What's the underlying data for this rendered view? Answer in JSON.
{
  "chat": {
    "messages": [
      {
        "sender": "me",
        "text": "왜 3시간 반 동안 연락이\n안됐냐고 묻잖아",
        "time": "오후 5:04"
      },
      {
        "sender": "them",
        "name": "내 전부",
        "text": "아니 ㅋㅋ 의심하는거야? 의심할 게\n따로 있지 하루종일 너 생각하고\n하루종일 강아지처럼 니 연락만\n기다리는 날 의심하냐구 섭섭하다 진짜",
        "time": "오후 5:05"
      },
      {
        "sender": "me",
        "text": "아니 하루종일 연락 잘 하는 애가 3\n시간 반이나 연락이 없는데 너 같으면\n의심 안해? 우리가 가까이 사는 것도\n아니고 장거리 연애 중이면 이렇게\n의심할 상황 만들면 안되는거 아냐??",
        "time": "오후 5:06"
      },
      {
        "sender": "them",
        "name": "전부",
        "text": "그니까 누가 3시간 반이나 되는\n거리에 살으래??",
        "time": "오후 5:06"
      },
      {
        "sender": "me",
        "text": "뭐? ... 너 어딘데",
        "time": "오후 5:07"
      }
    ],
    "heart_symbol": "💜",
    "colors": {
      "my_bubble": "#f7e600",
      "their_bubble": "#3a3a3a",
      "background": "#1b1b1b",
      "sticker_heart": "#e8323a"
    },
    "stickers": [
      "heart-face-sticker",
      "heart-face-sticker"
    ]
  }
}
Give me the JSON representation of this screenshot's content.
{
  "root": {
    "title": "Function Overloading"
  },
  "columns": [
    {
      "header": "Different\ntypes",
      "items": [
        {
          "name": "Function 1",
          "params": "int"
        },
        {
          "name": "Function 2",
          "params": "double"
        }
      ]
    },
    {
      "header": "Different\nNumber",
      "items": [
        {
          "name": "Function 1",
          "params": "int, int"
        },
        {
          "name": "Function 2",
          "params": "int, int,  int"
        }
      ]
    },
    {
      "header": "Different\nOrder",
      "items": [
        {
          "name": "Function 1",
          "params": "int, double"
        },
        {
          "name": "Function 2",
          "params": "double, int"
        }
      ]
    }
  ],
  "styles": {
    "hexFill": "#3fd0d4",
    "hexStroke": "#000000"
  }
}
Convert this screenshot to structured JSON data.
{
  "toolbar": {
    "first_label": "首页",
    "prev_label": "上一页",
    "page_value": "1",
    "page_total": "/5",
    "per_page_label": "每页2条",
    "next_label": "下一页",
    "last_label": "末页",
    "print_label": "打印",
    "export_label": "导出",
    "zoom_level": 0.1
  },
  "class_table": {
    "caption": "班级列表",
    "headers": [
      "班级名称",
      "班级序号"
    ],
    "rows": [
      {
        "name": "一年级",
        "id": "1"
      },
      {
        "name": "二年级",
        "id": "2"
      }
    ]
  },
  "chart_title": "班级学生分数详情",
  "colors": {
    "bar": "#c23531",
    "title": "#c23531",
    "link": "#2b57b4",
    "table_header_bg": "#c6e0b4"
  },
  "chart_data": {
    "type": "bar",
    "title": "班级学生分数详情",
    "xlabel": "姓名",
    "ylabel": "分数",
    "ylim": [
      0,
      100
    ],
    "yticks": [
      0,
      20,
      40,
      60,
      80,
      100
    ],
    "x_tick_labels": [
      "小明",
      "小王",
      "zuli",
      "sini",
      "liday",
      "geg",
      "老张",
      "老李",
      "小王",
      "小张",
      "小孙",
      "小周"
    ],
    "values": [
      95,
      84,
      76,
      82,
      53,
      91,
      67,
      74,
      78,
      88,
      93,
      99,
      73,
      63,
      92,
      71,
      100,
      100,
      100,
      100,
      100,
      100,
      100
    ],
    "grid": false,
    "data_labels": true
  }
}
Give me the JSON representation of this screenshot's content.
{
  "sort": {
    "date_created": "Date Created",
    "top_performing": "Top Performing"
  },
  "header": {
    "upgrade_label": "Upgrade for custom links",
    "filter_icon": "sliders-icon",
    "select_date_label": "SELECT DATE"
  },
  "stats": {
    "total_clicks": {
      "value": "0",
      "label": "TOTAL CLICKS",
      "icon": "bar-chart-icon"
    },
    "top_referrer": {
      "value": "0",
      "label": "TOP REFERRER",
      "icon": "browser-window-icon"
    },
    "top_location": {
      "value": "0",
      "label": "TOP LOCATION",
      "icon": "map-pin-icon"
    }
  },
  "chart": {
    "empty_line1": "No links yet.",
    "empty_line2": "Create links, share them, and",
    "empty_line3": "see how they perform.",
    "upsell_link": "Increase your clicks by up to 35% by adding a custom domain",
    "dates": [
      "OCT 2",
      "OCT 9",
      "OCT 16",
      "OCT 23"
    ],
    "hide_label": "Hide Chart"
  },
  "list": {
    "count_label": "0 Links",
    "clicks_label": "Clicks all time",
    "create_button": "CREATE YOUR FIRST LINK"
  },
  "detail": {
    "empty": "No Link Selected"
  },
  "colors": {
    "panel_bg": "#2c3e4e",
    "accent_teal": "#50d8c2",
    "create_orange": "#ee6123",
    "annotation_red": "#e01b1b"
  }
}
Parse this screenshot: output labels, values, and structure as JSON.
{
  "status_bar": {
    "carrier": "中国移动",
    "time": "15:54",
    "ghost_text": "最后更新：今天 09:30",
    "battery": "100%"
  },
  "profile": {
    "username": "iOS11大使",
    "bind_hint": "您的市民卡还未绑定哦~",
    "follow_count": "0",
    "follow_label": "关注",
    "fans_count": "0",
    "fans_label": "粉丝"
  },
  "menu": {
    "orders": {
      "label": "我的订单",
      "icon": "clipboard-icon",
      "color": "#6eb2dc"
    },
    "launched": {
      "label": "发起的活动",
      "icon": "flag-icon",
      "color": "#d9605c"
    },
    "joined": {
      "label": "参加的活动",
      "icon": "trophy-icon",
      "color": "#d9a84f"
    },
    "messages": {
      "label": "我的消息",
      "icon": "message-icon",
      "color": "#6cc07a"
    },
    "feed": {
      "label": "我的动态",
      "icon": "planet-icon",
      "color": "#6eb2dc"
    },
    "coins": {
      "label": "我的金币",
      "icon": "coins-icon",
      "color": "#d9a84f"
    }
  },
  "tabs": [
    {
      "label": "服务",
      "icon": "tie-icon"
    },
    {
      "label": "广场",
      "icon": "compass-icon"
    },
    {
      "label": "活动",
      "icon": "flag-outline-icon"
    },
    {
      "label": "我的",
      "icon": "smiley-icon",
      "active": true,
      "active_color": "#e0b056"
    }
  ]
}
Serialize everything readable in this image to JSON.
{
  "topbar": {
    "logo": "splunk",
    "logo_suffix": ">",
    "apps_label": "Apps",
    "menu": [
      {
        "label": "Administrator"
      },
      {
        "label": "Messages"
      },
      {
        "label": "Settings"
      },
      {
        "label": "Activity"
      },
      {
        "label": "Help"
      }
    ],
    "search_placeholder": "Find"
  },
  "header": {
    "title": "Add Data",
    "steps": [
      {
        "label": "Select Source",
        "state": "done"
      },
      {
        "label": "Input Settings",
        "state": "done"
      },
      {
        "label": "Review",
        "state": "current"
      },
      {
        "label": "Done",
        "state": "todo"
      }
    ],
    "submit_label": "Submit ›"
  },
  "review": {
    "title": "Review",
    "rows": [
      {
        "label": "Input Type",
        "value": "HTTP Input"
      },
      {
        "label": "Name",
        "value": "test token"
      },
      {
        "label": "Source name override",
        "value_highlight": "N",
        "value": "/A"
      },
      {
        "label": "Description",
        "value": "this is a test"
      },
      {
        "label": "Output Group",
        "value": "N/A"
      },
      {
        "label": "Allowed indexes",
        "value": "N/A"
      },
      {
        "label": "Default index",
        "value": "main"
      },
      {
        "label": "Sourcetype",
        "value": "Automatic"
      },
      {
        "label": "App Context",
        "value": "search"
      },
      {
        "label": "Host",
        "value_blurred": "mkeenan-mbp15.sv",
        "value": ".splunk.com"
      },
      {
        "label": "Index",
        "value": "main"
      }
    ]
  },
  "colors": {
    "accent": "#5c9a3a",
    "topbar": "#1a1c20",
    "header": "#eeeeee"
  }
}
◆ ◆ ◆ ◆ ◆
Written instruction =>
Looking at the material above, count the lines containing the string "params" and reply with the count alone.

Final result =>
6